- **YOUR TASK**:
Find every line in the entries below that contains the string "profile", with case counting, and copy each of those lines.

▶

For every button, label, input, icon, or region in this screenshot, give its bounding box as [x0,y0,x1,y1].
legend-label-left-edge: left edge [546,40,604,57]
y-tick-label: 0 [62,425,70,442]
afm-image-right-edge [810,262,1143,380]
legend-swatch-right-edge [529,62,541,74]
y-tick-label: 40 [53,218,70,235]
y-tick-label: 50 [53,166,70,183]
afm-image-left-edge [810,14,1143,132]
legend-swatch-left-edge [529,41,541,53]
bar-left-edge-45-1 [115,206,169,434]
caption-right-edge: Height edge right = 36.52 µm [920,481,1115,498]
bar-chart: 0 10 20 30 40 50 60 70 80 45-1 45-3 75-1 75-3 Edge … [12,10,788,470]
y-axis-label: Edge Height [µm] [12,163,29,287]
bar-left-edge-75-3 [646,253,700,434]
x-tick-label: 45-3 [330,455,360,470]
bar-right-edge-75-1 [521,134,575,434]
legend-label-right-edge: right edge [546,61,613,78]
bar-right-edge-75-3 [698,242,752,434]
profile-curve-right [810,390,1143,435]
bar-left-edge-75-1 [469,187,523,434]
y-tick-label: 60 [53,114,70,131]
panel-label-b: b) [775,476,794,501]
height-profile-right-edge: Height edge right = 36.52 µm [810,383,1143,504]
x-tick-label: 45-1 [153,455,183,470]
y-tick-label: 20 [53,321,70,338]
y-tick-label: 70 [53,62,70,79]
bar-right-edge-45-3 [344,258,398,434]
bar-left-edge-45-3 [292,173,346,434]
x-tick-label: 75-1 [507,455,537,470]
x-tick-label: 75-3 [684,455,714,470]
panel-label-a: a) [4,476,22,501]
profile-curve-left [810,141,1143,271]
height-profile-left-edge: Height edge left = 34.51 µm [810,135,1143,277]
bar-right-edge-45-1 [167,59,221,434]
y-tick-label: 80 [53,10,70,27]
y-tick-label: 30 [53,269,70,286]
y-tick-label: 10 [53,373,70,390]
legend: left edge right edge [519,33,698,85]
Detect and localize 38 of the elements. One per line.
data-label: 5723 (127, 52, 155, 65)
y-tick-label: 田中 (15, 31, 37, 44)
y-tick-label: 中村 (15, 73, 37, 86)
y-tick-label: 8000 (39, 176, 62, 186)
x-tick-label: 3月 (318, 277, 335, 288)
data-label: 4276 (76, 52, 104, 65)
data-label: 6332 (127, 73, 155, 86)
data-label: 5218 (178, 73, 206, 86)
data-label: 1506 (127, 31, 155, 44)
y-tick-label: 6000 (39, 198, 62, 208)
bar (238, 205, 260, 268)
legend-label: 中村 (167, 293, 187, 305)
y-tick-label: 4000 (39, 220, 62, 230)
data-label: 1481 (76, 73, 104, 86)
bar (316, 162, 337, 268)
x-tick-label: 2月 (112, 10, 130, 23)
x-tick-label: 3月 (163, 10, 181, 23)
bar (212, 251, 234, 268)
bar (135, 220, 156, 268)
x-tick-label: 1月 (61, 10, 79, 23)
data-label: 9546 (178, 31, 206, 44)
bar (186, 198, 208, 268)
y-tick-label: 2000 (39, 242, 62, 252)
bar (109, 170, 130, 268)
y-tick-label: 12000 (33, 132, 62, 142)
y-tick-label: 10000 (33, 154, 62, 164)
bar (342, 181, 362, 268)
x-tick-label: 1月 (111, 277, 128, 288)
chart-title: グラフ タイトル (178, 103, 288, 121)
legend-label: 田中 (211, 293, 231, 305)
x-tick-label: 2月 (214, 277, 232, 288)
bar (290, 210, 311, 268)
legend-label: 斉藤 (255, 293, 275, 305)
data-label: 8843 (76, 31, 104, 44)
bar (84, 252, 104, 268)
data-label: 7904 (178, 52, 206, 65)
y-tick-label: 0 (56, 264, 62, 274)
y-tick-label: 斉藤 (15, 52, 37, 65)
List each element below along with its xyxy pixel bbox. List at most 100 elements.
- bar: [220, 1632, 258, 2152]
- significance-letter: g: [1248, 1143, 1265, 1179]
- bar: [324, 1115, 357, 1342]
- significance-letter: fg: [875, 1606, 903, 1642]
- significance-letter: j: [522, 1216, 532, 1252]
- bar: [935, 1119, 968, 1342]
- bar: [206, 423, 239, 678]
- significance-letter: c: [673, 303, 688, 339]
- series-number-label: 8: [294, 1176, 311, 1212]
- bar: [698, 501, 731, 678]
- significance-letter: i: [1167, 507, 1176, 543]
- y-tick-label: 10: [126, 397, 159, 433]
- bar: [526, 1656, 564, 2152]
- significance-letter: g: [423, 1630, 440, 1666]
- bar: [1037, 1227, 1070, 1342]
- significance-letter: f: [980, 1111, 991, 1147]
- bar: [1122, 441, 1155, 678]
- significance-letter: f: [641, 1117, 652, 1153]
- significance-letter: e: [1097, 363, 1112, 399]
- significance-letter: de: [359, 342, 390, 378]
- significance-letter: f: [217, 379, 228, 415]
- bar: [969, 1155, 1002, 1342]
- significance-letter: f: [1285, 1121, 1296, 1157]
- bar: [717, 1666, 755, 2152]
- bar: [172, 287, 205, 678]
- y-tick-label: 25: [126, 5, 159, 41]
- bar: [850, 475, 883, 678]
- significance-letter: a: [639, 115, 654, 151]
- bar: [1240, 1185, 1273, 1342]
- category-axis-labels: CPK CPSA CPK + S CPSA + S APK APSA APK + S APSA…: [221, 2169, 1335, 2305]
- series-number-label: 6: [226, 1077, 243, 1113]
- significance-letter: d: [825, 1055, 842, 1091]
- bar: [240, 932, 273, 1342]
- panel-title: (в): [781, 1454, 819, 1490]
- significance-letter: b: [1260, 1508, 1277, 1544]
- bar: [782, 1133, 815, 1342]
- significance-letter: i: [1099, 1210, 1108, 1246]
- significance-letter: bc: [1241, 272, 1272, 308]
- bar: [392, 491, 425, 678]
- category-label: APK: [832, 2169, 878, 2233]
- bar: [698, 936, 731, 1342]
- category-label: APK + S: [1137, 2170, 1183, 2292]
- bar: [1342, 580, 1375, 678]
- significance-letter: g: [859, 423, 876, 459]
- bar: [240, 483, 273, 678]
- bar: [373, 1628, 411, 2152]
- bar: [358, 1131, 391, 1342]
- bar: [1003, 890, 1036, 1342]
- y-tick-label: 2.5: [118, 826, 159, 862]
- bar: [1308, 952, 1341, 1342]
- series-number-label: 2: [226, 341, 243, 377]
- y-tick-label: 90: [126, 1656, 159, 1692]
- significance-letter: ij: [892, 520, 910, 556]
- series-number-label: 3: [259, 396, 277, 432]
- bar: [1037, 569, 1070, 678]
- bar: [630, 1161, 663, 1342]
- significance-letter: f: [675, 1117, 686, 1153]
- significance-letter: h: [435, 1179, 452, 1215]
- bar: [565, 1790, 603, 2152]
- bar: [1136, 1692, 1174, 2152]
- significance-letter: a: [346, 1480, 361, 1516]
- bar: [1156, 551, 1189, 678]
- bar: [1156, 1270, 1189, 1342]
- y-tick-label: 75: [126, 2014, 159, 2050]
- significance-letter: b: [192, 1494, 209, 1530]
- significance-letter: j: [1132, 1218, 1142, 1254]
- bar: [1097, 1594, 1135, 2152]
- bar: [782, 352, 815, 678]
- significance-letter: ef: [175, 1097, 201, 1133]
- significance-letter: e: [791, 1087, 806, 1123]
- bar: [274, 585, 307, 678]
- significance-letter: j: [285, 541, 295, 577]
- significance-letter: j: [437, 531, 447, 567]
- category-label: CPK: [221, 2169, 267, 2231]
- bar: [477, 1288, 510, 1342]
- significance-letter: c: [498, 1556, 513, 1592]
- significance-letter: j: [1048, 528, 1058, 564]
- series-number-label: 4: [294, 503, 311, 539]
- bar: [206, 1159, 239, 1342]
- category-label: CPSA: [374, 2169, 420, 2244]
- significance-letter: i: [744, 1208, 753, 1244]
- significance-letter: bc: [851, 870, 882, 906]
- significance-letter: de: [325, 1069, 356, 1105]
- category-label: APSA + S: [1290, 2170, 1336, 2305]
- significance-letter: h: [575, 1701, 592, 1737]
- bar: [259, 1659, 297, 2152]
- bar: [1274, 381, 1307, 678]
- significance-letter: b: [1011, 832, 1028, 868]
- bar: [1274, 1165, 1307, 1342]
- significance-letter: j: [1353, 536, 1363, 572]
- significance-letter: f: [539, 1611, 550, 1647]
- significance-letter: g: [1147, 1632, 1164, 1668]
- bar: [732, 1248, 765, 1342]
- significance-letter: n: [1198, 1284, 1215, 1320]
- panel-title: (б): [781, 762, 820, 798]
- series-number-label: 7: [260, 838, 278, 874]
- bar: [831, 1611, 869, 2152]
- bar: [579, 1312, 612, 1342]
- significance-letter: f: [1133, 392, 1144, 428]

◀

- **SOLUTION TO THIS PROBLEM**:
profile-curve-right [810,390,1143,435]
height-profile-right-edge: Height edge right = 36.52 µm [810,383,1143,504]
profile-curve-left [810,141,1143,271]
height-profile-left-edge: Height edge left = 34.51 µm [810,135,1143,277]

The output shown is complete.